┌──
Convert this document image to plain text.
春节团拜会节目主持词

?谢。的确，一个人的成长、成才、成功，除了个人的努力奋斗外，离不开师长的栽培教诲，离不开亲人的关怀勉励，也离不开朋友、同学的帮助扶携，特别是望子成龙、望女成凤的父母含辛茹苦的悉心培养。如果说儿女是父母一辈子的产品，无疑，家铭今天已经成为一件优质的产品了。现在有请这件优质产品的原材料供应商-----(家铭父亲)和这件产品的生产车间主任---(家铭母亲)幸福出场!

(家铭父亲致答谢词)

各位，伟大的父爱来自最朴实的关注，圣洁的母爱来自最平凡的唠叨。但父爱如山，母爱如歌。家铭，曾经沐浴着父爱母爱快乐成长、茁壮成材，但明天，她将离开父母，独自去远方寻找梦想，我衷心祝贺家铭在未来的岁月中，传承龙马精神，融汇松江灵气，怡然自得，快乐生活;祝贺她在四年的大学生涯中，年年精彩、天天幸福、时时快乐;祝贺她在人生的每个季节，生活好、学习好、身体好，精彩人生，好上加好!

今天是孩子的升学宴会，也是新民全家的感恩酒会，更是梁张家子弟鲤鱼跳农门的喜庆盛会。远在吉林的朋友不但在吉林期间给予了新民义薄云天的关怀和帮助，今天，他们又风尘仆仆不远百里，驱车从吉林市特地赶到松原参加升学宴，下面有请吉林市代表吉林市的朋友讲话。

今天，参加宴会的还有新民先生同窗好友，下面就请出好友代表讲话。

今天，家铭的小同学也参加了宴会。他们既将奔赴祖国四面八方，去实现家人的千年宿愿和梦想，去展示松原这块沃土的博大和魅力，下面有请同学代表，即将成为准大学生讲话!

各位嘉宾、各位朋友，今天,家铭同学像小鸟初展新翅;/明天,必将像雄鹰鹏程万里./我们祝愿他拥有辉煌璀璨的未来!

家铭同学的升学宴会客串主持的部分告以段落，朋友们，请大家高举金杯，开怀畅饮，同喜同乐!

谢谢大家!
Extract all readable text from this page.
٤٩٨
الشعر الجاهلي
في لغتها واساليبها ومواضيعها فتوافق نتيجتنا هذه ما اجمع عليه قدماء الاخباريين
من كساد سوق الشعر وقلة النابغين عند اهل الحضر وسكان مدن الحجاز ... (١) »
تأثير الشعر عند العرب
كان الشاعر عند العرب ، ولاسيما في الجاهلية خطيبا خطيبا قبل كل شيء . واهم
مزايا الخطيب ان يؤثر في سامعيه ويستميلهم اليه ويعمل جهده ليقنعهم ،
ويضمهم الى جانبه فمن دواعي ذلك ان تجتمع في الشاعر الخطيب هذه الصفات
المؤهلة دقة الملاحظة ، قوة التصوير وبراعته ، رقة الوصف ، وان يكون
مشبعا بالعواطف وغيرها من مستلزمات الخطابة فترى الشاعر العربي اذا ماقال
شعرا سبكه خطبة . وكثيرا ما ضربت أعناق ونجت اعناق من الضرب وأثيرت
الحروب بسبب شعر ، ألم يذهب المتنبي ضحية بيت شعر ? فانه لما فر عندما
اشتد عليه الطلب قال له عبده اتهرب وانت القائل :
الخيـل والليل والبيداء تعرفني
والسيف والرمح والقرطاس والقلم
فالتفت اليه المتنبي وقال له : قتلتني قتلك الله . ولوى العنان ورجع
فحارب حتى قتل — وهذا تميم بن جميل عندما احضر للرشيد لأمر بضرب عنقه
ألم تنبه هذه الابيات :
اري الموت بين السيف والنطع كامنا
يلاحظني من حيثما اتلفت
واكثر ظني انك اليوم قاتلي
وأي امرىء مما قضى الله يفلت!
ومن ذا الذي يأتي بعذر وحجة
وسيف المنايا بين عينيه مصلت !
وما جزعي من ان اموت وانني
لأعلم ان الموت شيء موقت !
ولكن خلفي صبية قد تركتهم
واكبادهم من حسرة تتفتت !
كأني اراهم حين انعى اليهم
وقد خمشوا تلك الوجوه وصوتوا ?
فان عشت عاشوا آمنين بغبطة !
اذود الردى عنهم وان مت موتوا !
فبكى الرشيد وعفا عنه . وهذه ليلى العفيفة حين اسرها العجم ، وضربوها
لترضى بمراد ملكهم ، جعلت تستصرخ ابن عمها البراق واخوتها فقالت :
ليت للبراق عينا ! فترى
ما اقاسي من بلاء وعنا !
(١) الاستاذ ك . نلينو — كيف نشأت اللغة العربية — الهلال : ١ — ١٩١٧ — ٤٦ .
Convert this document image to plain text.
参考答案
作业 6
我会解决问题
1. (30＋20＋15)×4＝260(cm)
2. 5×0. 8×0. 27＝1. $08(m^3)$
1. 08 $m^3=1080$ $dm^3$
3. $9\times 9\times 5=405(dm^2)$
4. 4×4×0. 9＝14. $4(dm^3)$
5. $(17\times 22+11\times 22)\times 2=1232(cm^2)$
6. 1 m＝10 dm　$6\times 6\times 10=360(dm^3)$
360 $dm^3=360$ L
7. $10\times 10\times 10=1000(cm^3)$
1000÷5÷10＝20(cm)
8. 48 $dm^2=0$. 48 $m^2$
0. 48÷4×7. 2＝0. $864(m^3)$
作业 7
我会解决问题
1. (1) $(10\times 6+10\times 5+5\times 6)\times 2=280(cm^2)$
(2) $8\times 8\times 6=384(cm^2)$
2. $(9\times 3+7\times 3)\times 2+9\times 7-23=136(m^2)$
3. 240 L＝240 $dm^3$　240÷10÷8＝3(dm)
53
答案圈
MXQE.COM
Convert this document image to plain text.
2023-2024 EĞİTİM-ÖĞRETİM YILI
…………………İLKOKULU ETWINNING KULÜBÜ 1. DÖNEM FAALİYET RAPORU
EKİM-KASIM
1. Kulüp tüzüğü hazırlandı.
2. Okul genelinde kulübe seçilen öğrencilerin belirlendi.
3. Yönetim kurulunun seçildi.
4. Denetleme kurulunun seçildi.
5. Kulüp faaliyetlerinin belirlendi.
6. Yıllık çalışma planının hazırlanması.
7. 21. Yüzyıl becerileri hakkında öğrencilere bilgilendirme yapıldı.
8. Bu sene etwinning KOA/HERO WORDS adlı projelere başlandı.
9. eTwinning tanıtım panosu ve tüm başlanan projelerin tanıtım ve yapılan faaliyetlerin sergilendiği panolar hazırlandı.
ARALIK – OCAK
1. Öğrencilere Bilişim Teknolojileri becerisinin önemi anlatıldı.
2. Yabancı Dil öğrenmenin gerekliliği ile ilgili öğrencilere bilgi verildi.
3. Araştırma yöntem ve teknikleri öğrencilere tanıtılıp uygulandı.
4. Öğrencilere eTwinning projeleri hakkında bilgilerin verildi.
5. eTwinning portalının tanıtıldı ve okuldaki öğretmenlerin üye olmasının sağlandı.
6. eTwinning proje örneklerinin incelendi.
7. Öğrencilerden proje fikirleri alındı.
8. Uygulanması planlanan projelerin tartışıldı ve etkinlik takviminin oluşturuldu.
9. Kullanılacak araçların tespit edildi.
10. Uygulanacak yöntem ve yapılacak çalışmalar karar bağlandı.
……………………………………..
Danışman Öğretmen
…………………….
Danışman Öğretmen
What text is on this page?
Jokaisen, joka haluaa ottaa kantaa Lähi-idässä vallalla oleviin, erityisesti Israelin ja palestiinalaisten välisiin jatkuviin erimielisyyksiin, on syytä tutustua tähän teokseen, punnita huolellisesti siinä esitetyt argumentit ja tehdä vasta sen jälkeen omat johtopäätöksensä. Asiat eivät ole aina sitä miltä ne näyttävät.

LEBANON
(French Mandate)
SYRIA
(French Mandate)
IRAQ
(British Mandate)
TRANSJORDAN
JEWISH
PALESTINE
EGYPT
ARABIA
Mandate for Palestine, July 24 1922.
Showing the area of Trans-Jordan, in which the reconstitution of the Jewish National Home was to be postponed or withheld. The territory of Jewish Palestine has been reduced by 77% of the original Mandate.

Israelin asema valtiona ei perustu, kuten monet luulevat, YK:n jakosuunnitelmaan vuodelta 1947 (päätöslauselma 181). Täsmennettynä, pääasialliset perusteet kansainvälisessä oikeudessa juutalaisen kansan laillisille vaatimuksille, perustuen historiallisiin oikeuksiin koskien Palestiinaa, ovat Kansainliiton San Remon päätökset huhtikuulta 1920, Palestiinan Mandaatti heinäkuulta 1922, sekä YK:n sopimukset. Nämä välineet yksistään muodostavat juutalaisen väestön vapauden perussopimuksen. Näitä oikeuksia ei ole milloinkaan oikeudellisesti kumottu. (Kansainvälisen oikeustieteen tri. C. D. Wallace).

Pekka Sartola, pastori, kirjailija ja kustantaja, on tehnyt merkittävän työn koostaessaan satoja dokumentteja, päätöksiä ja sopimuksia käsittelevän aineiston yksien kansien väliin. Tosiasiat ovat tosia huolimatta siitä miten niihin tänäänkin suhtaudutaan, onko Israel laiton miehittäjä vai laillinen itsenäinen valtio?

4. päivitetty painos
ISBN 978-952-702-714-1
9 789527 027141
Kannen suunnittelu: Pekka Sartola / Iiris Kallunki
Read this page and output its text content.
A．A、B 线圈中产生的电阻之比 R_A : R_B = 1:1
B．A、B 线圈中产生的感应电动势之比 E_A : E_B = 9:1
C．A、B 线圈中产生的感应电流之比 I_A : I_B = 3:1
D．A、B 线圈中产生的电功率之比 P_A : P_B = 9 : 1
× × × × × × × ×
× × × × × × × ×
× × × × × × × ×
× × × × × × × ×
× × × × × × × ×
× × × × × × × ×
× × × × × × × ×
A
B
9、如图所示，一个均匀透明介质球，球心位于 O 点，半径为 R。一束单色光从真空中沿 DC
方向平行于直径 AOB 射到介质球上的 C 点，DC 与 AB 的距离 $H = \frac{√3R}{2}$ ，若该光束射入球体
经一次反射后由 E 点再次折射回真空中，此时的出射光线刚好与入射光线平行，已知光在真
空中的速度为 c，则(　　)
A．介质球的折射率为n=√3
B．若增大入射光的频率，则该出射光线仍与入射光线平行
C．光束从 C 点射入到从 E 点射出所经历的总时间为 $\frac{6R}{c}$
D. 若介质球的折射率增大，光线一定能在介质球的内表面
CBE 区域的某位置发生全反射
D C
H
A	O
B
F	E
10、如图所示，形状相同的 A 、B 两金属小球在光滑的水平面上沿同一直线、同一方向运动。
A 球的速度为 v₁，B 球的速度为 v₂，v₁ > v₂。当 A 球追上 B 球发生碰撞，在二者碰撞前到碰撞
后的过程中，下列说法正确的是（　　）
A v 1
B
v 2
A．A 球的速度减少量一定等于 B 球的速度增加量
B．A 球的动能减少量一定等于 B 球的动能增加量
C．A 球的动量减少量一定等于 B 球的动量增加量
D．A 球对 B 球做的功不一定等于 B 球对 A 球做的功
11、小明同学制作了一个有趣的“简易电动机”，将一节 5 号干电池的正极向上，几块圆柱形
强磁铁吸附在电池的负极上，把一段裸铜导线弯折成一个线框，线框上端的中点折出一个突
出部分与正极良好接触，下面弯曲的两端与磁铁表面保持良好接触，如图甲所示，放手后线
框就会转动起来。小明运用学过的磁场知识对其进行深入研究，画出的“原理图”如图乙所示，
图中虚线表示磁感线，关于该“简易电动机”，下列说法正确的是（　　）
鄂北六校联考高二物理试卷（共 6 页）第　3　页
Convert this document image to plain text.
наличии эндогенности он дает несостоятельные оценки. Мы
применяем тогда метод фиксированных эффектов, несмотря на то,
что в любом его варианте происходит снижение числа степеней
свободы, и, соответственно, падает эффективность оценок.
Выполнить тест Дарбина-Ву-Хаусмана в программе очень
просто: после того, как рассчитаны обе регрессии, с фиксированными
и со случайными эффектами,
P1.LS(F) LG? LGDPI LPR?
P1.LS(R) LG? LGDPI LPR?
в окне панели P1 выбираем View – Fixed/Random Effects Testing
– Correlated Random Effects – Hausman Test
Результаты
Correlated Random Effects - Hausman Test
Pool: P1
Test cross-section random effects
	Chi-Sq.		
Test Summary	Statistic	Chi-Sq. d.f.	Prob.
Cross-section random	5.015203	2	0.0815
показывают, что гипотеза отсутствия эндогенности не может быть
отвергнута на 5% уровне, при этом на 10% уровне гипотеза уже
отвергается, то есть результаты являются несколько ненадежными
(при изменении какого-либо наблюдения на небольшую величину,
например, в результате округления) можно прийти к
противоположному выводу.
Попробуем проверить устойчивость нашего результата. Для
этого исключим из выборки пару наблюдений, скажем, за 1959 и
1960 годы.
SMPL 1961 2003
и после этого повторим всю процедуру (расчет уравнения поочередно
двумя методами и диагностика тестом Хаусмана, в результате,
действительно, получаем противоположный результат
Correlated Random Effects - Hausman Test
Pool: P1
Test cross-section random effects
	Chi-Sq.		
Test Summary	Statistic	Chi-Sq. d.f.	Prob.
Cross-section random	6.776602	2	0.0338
└──
*WRITTEN EXERCISE*
Pick out each line above that includes "فترى" and show it.

*ANSWER*
مشبعا بالعواطف وغيرها من مستلزمات الخطابة فترى الشاعر العربي اذا ماقال
ليت للبراق عينا ! فترى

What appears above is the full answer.